((
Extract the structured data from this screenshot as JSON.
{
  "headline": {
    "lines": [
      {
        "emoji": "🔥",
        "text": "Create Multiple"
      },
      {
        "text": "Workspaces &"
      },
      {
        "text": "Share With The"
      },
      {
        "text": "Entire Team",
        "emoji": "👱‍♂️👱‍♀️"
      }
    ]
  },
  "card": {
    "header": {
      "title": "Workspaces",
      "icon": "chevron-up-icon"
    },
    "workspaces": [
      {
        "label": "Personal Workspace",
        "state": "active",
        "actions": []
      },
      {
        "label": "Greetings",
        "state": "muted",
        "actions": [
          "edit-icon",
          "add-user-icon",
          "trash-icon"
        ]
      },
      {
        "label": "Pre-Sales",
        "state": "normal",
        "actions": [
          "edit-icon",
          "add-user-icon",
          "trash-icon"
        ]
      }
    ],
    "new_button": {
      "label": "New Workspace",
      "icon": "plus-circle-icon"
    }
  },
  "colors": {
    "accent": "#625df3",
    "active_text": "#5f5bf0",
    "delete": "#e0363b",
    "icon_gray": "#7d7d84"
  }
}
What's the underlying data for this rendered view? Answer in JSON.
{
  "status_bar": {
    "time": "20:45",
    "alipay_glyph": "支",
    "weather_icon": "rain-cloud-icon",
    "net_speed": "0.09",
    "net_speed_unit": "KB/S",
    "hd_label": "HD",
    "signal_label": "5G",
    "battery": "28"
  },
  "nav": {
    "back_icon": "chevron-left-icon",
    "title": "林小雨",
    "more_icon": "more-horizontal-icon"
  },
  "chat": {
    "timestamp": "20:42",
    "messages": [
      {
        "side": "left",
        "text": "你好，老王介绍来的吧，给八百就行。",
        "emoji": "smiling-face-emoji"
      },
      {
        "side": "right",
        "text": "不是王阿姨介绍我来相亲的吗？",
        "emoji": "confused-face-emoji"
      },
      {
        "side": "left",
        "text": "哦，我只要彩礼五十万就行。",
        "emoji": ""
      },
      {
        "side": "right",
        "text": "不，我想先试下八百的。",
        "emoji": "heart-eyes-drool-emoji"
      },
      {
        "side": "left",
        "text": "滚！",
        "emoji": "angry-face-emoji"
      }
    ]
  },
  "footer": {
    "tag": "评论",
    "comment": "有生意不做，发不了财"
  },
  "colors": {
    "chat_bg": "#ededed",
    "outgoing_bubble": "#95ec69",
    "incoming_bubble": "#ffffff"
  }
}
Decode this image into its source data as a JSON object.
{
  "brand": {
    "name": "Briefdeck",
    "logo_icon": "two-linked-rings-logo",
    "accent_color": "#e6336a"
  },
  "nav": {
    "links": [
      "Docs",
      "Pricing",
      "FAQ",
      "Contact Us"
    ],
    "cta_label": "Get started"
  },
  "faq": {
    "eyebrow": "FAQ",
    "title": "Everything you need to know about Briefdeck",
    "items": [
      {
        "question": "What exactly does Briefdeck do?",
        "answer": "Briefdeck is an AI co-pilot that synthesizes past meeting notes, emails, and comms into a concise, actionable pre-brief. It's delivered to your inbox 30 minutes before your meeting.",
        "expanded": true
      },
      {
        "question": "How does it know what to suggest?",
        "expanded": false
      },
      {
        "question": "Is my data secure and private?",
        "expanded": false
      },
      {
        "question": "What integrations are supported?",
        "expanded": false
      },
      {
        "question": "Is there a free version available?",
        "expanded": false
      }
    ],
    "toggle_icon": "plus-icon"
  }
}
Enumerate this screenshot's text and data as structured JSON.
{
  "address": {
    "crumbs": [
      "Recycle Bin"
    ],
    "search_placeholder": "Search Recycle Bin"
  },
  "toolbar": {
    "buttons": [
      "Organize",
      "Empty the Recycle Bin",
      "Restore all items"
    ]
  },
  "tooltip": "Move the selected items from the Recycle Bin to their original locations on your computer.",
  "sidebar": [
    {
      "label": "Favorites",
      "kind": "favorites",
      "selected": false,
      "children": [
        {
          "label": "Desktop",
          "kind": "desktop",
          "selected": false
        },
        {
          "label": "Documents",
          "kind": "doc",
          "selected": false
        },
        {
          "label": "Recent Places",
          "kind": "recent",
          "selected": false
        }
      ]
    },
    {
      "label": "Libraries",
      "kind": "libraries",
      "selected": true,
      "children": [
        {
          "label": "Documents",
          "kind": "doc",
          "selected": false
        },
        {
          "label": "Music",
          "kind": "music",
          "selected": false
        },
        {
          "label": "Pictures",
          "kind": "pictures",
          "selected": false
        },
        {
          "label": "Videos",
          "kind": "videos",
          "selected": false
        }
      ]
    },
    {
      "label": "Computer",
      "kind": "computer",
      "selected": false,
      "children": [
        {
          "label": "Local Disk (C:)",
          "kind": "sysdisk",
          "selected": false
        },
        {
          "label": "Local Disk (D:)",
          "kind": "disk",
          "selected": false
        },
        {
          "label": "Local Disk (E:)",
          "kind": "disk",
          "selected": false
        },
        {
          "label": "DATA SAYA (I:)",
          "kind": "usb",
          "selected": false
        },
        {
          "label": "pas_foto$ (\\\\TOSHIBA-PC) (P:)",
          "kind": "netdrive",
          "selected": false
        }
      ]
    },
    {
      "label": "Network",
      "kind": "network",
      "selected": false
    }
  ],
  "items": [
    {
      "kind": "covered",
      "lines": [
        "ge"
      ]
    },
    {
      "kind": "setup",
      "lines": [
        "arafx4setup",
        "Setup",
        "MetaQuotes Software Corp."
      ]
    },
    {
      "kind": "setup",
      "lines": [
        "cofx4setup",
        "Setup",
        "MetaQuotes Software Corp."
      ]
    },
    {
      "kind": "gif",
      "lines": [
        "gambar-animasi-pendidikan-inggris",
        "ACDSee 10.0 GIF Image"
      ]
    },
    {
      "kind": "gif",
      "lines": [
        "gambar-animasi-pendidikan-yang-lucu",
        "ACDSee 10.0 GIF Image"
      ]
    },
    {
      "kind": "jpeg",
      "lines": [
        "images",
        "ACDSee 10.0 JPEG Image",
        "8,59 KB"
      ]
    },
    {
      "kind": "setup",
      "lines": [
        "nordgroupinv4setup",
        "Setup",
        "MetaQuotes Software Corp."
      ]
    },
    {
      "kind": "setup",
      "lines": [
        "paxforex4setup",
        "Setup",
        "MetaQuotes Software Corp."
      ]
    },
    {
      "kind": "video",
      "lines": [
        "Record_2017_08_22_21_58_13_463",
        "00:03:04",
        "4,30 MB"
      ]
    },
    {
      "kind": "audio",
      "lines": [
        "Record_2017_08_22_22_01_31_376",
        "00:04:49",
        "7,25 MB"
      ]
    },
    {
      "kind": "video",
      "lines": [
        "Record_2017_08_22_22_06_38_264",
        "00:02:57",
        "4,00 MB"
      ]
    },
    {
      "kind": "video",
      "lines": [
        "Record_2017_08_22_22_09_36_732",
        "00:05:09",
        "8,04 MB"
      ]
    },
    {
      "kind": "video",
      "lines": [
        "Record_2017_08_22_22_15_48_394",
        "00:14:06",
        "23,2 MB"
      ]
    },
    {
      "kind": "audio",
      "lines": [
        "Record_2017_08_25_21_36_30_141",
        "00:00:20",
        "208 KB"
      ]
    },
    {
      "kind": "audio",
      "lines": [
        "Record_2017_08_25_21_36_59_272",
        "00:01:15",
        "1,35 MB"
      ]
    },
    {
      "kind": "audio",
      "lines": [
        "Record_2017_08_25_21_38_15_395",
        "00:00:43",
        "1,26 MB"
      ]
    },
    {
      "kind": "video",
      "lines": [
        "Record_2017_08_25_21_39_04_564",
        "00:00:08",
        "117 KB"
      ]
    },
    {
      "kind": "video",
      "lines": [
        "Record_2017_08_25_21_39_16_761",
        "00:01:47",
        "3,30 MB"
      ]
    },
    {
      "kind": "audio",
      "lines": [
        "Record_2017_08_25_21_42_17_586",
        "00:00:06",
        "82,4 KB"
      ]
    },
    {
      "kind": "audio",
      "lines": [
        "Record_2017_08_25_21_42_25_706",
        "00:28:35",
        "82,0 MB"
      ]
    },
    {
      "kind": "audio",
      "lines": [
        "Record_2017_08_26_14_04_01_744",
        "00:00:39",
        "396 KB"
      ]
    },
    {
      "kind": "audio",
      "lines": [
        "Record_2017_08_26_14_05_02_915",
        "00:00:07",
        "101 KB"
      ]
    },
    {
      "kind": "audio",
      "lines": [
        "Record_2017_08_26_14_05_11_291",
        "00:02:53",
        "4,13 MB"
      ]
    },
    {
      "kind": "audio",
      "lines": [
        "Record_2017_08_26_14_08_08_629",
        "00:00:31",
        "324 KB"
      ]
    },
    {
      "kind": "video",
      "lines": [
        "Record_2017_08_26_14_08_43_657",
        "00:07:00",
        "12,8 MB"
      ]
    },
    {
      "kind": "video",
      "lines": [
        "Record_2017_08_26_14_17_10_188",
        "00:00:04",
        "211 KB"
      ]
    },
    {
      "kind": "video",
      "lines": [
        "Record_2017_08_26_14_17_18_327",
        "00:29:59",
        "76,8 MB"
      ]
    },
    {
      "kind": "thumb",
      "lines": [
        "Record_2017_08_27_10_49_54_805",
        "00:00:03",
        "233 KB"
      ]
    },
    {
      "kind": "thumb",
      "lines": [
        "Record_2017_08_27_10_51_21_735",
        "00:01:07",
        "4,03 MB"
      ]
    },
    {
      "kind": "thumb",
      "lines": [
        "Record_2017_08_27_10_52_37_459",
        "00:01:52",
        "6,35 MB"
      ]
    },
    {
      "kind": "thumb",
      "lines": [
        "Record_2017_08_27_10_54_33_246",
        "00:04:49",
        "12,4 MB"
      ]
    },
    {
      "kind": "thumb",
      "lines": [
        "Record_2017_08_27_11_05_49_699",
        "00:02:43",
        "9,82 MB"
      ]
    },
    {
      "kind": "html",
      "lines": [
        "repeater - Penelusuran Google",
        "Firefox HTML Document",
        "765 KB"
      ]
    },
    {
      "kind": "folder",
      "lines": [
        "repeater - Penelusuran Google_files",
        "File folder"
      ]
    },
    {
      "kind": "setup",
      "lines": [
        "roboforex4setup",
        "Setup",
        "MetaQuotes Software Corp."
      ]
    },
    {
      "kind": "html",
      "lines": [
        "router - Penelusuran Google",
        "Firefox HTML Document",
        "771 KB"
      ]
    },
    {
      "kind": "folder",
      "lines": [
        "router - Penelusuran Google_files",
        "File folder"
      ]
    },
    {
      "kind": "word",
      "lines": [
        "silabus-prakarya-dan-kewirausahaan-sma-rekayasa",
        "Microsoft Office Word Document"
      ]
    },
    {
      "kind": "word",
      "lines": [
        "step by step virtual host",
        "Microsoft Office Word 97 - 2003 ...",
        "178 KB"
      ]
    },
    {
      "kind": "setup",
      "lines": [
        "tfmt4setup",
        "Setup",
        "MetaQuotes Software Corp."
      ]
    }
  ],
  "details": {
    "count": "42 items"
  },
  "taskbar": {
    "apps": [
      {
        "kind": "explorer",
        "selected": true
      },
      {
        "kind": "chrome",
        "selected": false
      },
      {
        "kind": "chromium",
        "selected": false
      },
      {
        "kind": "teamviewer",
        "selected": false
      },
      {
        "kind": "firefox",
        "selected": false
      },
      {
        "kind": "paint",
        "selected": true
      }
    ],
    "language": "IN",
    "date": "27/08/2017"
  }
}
))
(PROBLEM REQUIREMENTS)
Which lines contain the word "face"? Copy each one.

(CORRECT RESPONSE)
        "emoji": "smiling-face-emoji"
        "emoji": "confused-face-emoji"
        "emoji": "angry-face-emoji"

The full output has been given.